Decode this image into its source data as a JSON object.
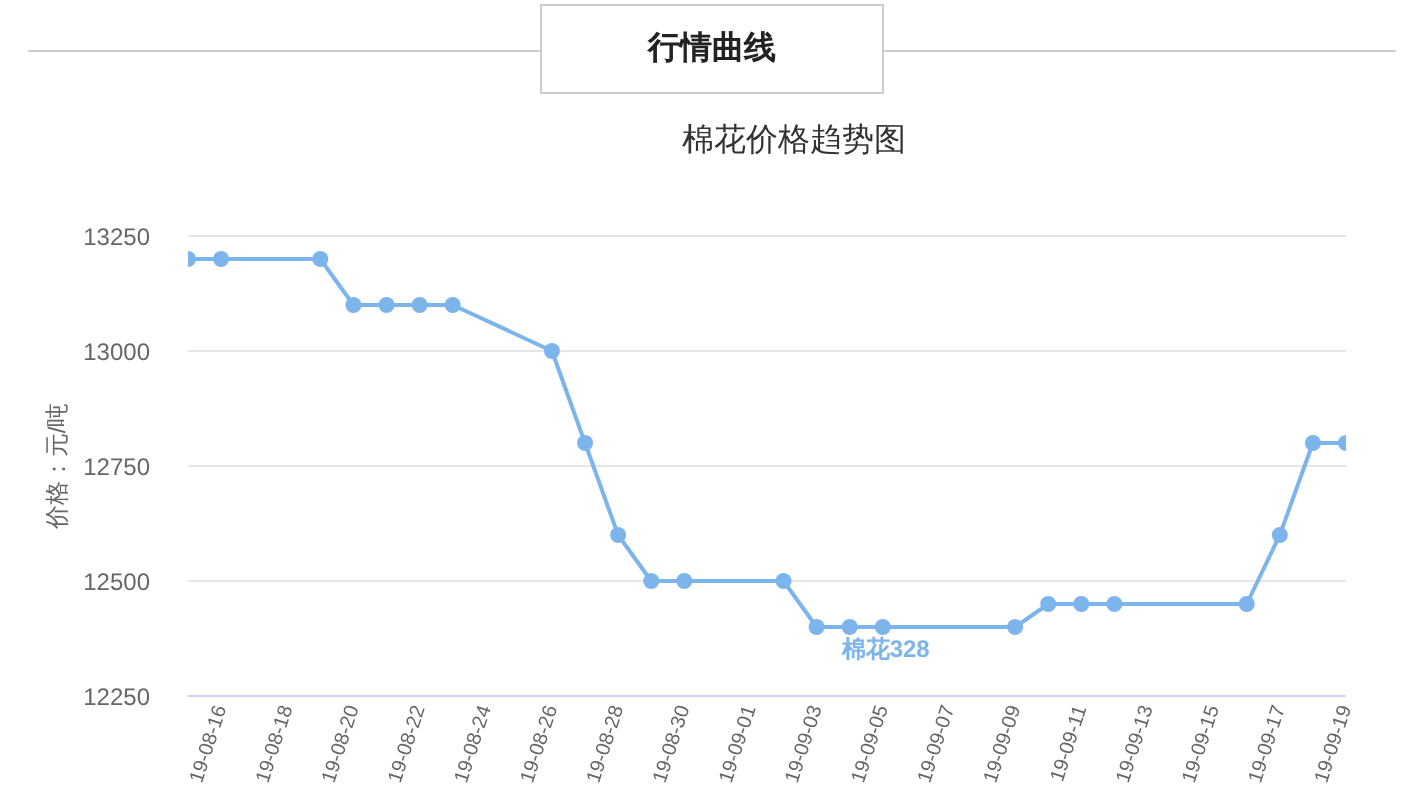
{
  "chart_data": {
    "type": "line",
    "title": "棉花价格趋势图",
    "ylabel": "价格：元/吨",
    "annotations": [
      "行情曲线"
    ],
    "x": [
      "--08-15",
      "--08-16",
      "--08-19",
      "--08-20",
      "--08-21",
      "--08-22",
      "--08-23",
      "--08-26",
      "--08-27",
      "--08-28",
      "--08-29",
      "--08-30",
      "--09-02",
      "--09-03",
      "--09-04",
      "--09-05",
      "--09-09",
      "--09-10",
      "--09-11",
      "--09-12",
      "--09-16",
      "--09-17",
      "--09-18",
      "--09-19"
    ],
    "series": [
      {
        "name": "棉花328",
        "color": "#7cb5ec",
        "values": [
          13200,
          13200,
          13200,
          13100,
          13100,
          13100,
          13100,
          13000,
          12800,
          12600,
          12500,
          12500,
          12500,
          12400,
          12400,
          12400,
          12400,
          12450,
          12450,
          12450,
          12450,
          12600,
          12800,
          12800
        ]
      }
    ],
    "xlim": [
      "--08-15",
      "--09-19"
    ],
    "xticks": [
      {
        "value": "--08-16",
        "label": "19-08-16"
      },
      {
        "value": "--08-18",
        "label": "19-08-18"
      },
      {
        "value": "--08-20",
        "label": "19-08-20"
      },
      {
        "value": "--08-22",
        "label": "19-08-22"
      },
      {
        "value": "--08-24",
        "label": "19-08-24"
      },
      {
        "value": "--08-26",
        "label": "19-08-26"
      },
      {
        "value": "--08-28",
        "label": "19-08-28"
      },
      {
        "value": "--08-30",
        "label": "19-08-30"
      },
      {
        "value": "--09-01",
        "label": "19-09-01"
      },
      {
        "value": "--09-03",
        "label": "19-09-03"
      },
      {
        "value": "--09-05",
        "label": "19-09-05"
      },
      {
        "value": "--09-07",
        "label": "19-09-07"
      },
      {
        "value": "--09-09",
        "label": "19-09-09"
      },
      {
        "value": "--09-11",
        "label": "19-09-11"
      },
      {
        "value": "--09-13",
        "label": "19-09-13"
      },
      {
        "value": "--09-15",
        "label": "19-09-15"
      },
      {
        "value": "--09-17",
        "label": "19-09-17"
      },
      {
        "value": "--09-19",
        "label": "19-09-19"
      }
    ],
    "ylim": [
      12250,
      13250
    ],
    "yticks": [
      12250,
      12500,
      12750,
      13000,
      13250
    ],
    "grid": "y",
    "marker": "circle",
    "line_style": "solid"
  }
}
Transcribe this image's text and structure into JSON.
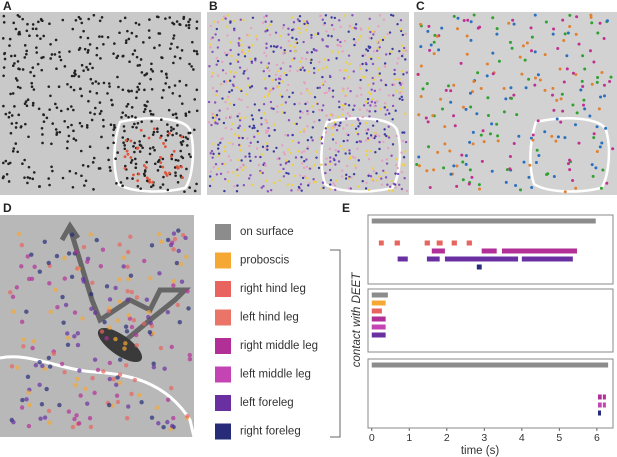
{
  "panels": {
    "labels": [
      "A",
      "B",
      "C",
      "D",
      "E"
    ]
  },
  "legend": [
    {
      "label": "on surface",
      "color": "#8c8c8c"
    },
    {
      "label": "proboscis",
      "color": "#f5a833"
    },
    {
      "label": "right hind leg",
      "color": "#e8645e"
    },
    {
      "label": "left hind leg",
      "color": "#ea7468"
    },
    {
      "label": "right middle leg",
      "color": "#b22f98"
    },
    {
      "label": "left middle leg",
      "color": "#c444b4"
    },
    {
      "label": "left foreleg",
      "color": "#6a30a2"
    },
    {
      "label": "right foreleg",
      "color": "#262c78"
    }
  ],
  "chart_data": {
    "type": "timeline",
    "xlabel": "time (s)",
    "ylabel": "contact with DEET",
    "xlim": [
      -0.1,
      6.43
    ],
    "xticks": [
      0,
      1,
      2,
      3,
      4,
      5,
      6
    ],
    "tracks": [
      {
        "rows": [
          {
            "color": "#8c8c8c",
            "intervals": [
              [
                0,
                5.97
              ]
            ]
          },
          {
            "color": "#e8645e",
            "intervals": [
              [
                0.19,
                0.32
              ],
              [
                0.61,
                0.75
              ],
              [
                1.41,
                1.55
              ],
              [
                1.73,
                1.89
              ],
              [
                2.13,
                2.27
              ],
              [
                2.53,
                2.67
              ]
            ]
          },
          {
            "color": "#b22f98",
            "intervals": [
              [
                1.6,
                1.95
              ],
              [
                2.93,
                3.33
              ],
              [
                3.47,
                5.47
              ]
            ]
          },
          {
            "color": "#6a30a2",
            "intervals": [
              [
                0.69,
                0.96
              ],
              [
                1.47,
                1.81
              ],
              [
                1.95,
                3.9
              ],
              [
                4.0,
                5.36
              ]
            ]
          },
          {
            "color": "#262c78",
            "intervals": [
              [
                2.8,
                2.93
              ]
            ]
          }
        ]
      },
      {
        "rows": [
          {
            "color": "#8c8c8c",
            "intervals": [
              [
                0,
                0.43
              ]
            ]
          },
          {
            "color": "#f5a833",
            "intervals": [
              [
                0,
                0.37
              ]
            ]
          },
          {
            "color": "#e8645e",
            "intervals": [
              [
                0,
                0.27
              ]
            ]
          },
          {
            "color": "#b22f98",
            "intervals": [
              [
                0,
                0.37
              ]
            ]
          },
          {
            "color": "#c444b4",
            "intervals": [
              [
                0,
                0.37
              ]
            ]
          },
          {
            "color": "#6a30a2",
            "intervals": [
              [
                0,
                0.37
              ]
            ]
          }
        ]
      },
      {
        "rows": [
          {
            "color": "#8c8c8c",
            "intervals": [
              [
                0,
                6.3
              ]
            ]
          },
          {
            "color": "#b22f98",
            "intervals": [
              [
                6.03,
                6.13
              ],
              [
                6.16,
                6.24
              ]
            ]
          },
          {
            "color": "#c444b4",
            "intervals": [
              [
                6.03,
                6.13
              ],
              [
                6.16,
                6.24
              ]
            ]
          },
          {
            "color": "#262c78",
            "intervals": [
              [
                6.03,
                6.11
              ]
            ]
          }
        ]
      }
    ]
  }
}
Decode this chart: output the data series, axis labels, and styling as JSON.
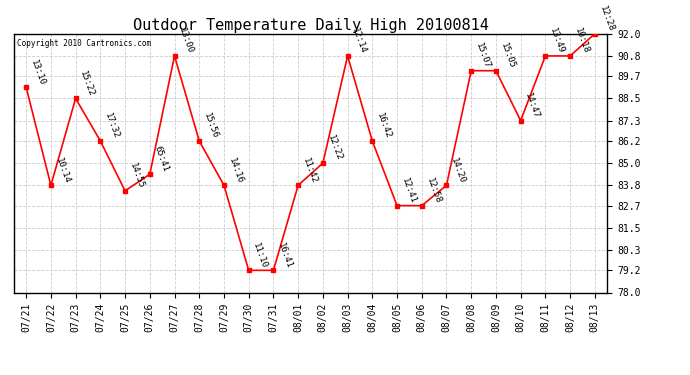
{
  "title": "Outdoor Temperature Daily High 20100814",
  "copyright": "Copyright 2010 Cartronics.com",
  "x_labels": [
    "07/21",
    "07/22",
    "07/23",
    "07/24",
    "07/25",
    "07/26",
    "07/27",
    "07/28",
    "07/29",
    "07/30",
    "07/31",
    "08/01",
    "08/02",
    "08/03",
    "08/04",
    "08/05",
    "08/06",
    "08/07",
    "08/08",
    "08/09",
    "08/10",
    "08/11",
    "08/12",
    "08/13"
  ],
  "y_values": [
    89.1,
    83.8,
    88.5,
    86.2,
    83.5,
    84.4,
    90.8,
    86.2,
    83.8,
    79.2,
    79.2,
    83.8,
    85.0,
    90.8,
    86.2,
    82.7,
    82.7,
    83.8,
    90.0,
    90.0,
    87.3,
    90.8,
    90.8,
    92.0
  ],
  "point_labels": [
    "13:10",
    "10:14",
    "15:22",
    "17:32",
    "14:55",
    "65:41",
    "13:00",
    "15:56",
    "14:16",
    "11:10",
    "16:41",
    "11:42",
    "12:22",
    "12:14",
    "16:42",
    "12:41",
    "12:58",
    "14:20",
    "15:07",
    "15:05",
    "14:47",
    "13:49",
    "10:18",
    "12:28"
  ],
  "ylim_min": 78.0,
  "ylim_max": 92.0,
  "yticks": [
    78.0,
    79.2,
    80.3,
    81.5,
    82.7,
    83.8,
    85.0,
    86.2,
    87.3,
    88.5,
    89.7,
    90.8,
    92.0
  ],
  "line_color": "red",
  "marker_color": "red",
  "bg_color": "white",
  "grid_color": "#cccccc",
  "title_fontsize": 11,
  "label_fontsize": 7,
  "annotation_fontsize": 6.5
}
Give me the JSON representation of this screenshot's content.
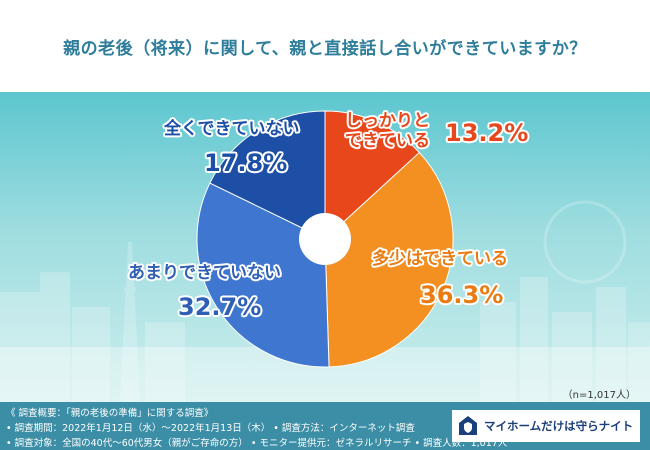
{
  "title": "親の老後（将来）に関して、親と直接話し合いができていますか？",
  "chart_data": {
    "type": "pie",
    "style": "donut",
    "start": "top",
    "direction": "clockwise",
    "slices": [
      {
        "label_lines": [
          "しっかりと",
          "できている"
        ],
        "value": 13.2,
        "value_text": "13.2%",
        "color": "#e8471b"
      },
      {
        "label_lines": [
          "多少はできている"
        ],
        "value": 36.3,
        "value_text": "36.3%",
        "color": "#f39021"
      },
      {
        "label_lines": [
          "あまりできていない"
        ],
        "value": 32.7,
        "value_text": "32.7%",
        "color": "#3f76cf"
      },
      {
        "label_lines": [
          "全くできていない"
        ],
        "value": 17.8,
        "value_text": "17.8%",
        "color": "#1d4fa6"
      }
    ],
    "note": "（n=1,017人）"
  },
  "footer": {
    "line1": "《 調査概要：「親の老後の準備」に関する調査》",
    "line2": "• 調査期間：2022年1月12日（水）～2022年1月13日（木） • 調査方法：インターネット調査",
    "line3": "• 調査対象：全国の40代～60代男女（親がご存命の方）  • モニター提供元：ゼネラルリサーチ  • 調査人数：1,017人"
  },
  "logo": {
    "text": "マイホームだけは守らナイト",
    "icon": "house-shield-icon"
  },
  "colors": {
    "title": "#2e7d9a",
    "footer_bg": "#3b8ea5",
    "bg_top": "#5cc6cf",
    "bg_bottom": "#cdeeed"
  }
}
= = = = =
• To do:
In the entries above, identify each line that includes the string "this", then copy it.

• Response to the task:
Decode this image into its source data as a JSON object.
Transcribe this image's text and structure into JSON.
Decode this chart: output the data series, axis labels, and styling as JSON.
Give me the JSON representation of this screenshot's content.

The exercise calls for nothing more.